----- Records to process
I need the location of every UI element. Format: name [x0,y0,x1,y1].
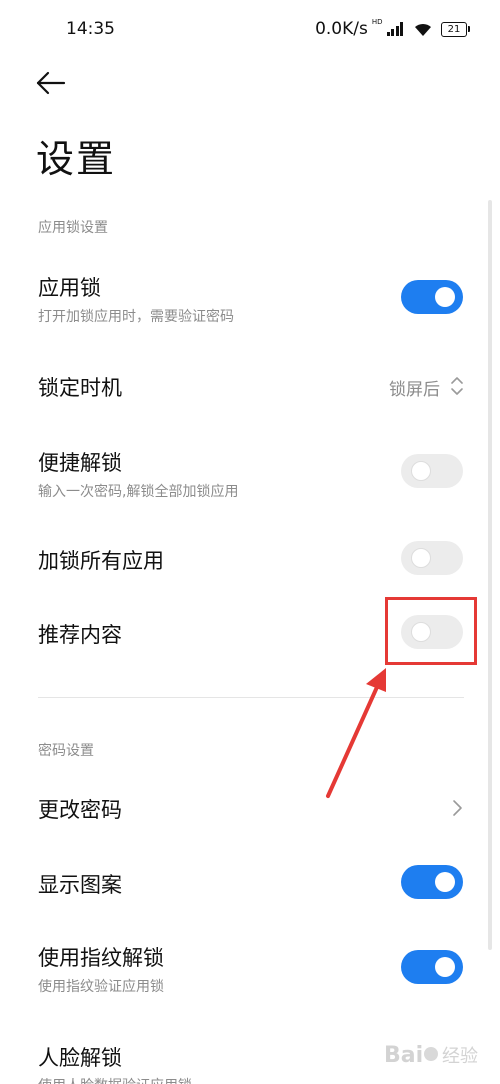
setting-row-app-lock[interactable]: 应用锁 打开加锁应用时，需要验证密码 [0,265,500,335]
chevron-right-icon [453,800,462,816]
setting-title: 更改密码 [38,798,122,822]
setting-subtitle: 打开加锁应用时，需要验证密码 [38,309,234,325]
setting-row-lock-all-apps[interactable]: 加锁所有应用 [0,538,500,580]
setting-row-show-pattern[interactable]: 显示图案 [0,862,500,904]
app-lock-toggle[interactable] [401,280,463,314]
setting-title: 锁定时机 [38,376,122,400]
hd-label: HD [371,18,383,26]
setting-subtitle: 使用人脸数据验证应用锁 [38,1075,192,1084]
show-pattern-toggle[interactable] [401,865,463,899]
arrow-left-icon[interactable] [32,66,68,100]
baidu-watermark-logo: Bai 经验 [384,1043,478,1068]
signal-icon [386,22,403,36]
setting-title: 人脸解锁 [38,1046,122,1070]
quick-unlock-toggle[interactable] [401,454,463,488]
setting-row-change-password[interactable]: 更改密码 [0,787,500,829]
setting-row-lock-timing[interactable]: 锁定时机 锁屏后 [0,365,500,407]
up-down-chevron-icon [451,377,463,395]
section-header-app-lock: 应用锁设置 [38,220,108,236]
setting-title: 便捷解锁 [38,451,122,475]
fingerprint-unlock-toggle[interactable] [401,950,463,984]
battery-icon: 21 [441,21,470,37]
setting-title: 显示图案 [38,873,122,897]
setting-subtitle: 使用指纹验证应用锁 [38,979,164,995]
setting-title: 推荐内容 [38,623,122,647]
status-time: 14:35 [66,19,115,39]
lock-all-apps-toggle[interactable] [401,541,463,575]
section-divider [38,697,464,698]
annotation-highlight-box [385,597,477,665]
wifi-icon [415,23,431,36]
page-title: 设置 [36,137,117,181]
svg-text:Bai: Bai [384,1043,423,1068]
status-bar: 14:35 0.0K/s HD 21 [0,0,500,60]
section-header-password: 密码设置 [38,743,94,759]
setting-title: 使用指纹解锁 [38,946,164,970]
setting-title: 应用锁 [38,276,101,300]
network-speed: 0.0K/s [315,19,368,39]
setting-row-quick-unlock[interactable]: 便捷解锁 输入一次密码,解锁全部加锁应用 [0,440,500,510]
setting-title: 加锁所有应用 [38,549,164,573]
setting-subtitle: 输入一次密码,解锁全部加锁应用 [38,484,239,500]
lock-timing-value: 锁屏后 [389,380,440,400]
battery-level: 21 [441,21,467,37]
setting-row-fingerprint-unlock[interactable]: 使用指纹解锁 使用指纹验证应用锁 [0,935,500,1005]
svg-text:经验: 经验 [442,1046,478,1067]
status-right: 0.0K/s HD 21 [315,18,470,39]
----------
→ **What is needed**
Output the lines above as a Markdown table with the columns No. and Line, one row per line, skipping blank lines. Leave the pictures out.

→ **Written solution**
| No. | Line |
|---|---|
| 1 | I need the location of every UI element. Format: name [x0,y0,x1,y1]. |
| 2 | setting-row-app-lock[interactable]: 应用锁 打开加锁应用时，需要验证密码 [0,265,500,335] |
| 3 | chevron-right-icon [453,800,462,816] |
| 4 | setting-title: 更改密码 [38,798,122,822] |
| 5 | setting-subtitle: 打开加锁应用时，需要验证密码 [38,309,234,325] |
| 6 | setting-row-lock-all-apps[interactable]: 加锁所有应用 [0,538,500,580] |
| 7 | setting-row-show-pattern[interactable]: 显示图案 [0,862,500,904] |
| 8 | app-lock-toggle[interactable] [401,280,463,314] |
| 9 | setting-title: 锁定时机 [38,376,122,400] |
| 10 | hd-label: HD [371,18,383,26] |
| 11 | setting-subtitle: 使用人脸数据验证应用锁 [38,1075,192,1084] |
| 12 | show-pattern-toggle[interactable] [401,865,463,899] |
| 13 | arrow-left-icon[interactable] [32,66,68,100] |
| 14 | baidu-watermark-logo: Bai 经验 [384,1043,478,1068] |
| 15 | signal-icon [386,22,403,36] |
| 16 | setting-title: 人脸解锁 [38,1046,122,1070] |
| 17 | quick-unlock-toggle[interactable] [401,454,463,488] |
| 18 | setting-row-change-password[interactable]: 更改密码 [0,787,500,829] |
| 19 | setting-row-lock-timing[interactable]: 锁定时机 锁屏后 [0,365,500,407] |
| 20 | up-down-chevron-icon [451,377,463,395] |
| 21 | section-header-app-lock: 应用锁设置 [38,220,108,236] |
| 22 | setting-title: 便捷解锁 [38,451,122,475] |
| 23 | fingerprint-unlock-toggle[interactable] [401,950,463,984] |
| 24 | battery-icon: 21 [441,21,470,37] |
| 25 | setting-title: 显示图案 [38,873,122,897] |
| 26 | setting-subtitle: 使用指纹验证应用锁 [38,979,164,995] |
| 27 | setting-title: 推荐内容 [38,623,122,647] |
| 28 | status-time: 14:35 [66,19,115,39] |
| 29 | lock-all-apps-toggle[interactable] [401,541,463,575] |
| 30 | section-divider [38,697,464,698] |
| 31 | annotation-highlight-box [385,597,477,665] |
| 32 | wifi-icon [415,23,431,36] |
| 33 | page-title: 设置 [36,137,117,181] |
| 34 | svg-text:Bai: Bai [384,1043,423,1068] |
| 35 | status-bar: 14:35 0.0K/s HD 21 [0,0,500,60] |
| 36 | section-header-password: 密码设置 [38,743,94,759] |
| 37 | setting-title: 使用指纹解锁 [38,946,164,970] |
| 38 | setting-title: 应用锁 [38,276,101,300] |
| 39 | network-speed: 0.0K/s [315,19,368,39] |
| 40 | setting-row-quick-unlock[interactable]: 便捷解锁 输入一次密码,解锁全部加锁应用 [0,440,500,510] |
| 41 | setting-title: 加锁所有应用 [38,549,164,573] |
| 42 | setting-subtitle: 输入一次密码,解锁全部加锁应用 [38,484,239,500] |
| 43 | lock-timing-value: 锁屏后 [389,380,440,400] |
| 44 | battery-level: 21 [441,21,467,37] |
| 45 | setting-row-fingerprint-unlock[interactable]: 使用指纹解锁 使用指纹验证应用锁 [0,935,500,1005] |
| 46 | svg-text:经验: 经验 [442,1046,478,1067] |
| 47 | status-right: 0.0K/s HD 21 [315,18,470,39] |